Output all the entries word for word. Omit the pictures.

· · · ·

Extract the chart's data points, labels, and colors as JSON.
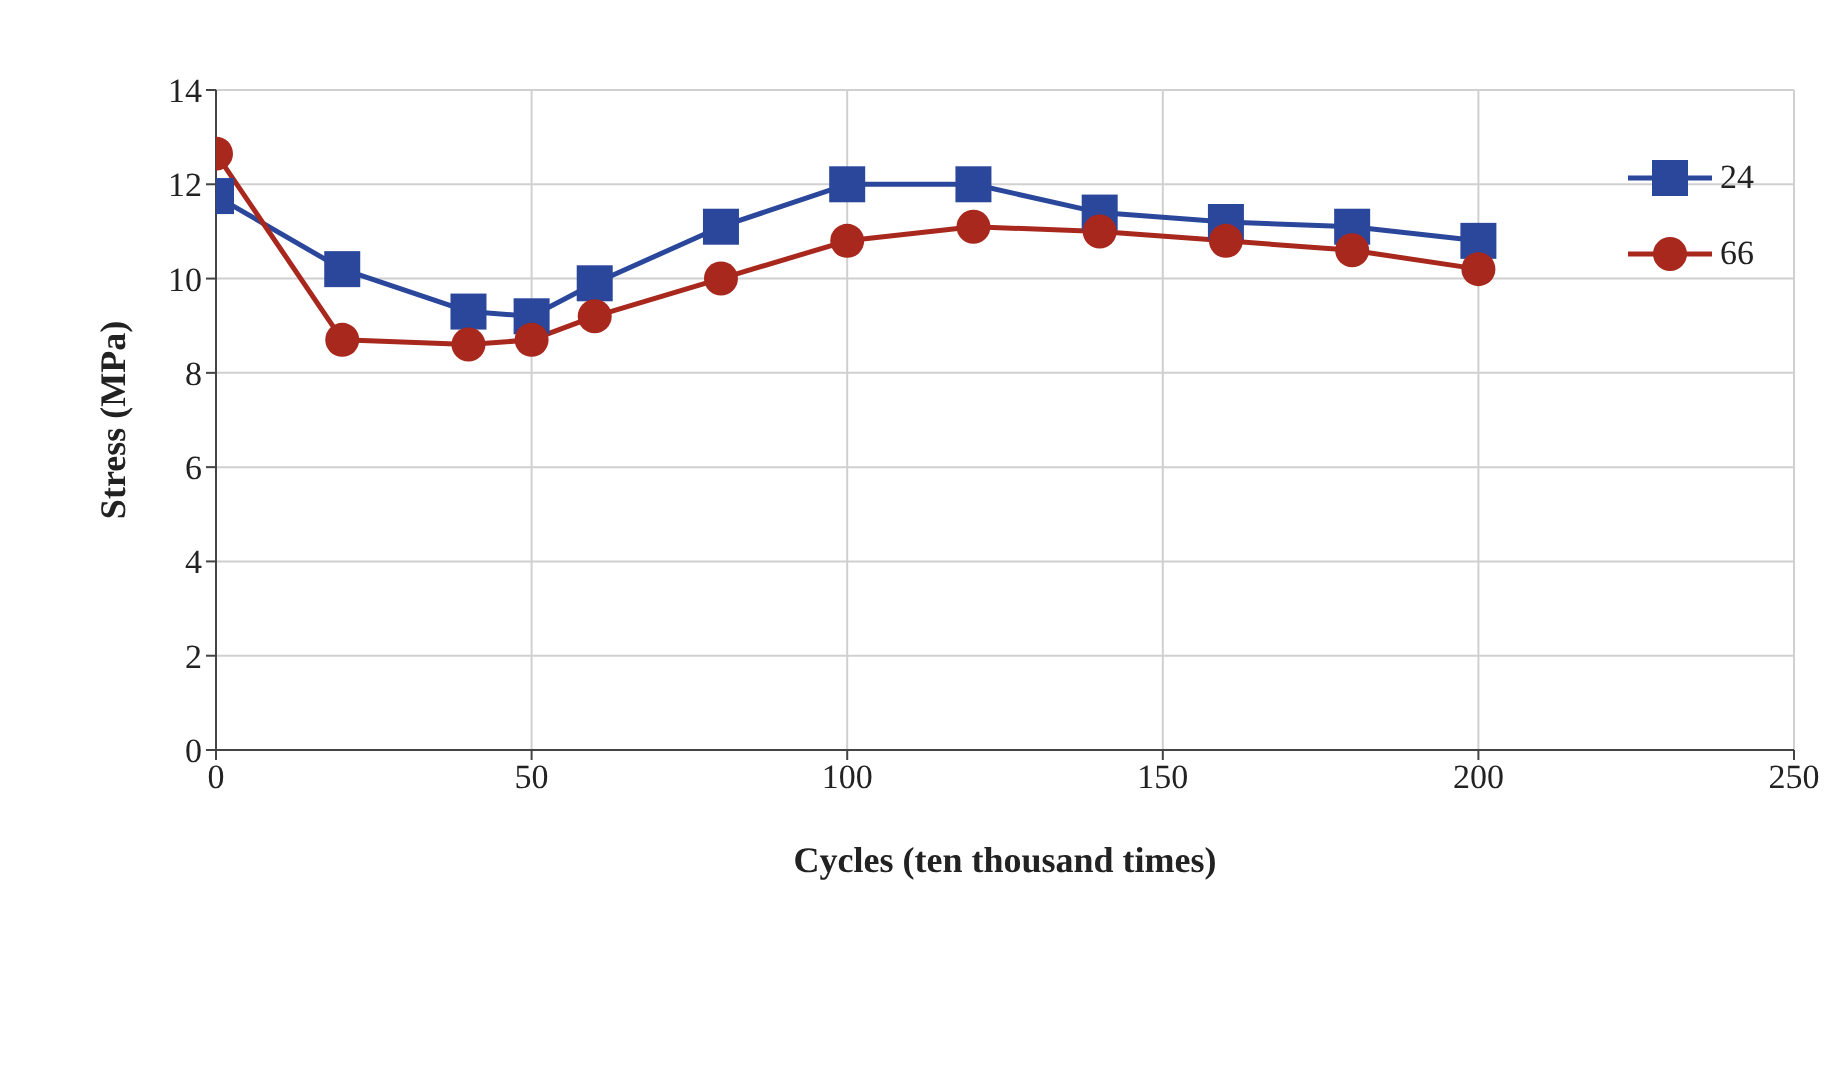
{
  "chart_data": {
    "type": "line",
    "xlabel": "Cycles (ten thousand times)",
    "ylabel": "Stress (MPa)",
    "x": [
      0,
      20,
      40,
      50,
      60,
      80,
      100,
      120,
      140,
      160,
      180,
      200
    ],
    "series": [
      {
        "name": "24",
        "color": "#2a479b",
        "marker": "square",
        "values": [
          11.75,
          10.2,
          9.3,
          9.2,
          9.9,
          11.1,
          12.0,
          12.0,
          11.4,
          11.2,
          11.1,
          10.8
        ]
      },
      {
        "name": "66",
        "color": "#a8281e",
        "marker": "circle",
        "values": [
          12.65,
          8.7,
          8.6,
          8.7,
          9.2,
          10.0,
          10.8,
          11.1,
          11.0,
          10.8,
          10.6,
          10.2
        ]
      }
    ],
    "xlim": [
      0,
      250
    ],
    "xticks": [
      0,
      50,
      100,
      150,
      200,
      250
    ],
    "ylim": [
      0,
      14
    ],
    "yticks": [
      0,
      2,
      4,
      6,
      8,
      10,
      12,
      14
    ],
    "grid": true,
    "legend": "top right",
    "line_style": "solid"
  }
}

· · · ·

_Answer_
Extract the chart's data points, labels, and colors as JSON.
{
  "chart_data": {
    "type": "line",
    "xlabel": "Cycles (ten thousand times)",
    "ylabel": "Stress (MPa)",
    "x": [
      0,
      20,
      40,
      50,
      60,
      80,
      100,
      120,
      140,
      160,
      180,
      200
    ],
    "series": [
      {
        "name": "24",
        "color": "#2a479b",
        "marker": "square",
        "values": [
          11.75,
          10.2,
          9.3,
          9.2,
          9.9,
          11.1,
          12.0,
          12.0,
          11.4,
          11.2,
          11.1,
          10.8
        ]
      },
      {
        "name": "66",
        "color": "#a8281e",
        "marker": "circle",
        "values": [
          12.65,
          8.7,
          8.6,
          8.7,
          9.2,
          10.0,
          10.8,
          11.1,
          11.0,
          10.8,
          10.6,
          10.2
        ]
      }
    ],
    "xlim": [
      0,
      250
    ],
    "xticks": [
      0,
      50,
      100,
      150,
      200,
      250
    ],
    "ylim": [
      0,
      14
    ],
    "yticks": [
      0,
      2,
      4,
      6,
      8,
      10,
      12,
      14
    ],
    "grid": true,
    "legend": "top right",
    "line_style": "solid"
  }
}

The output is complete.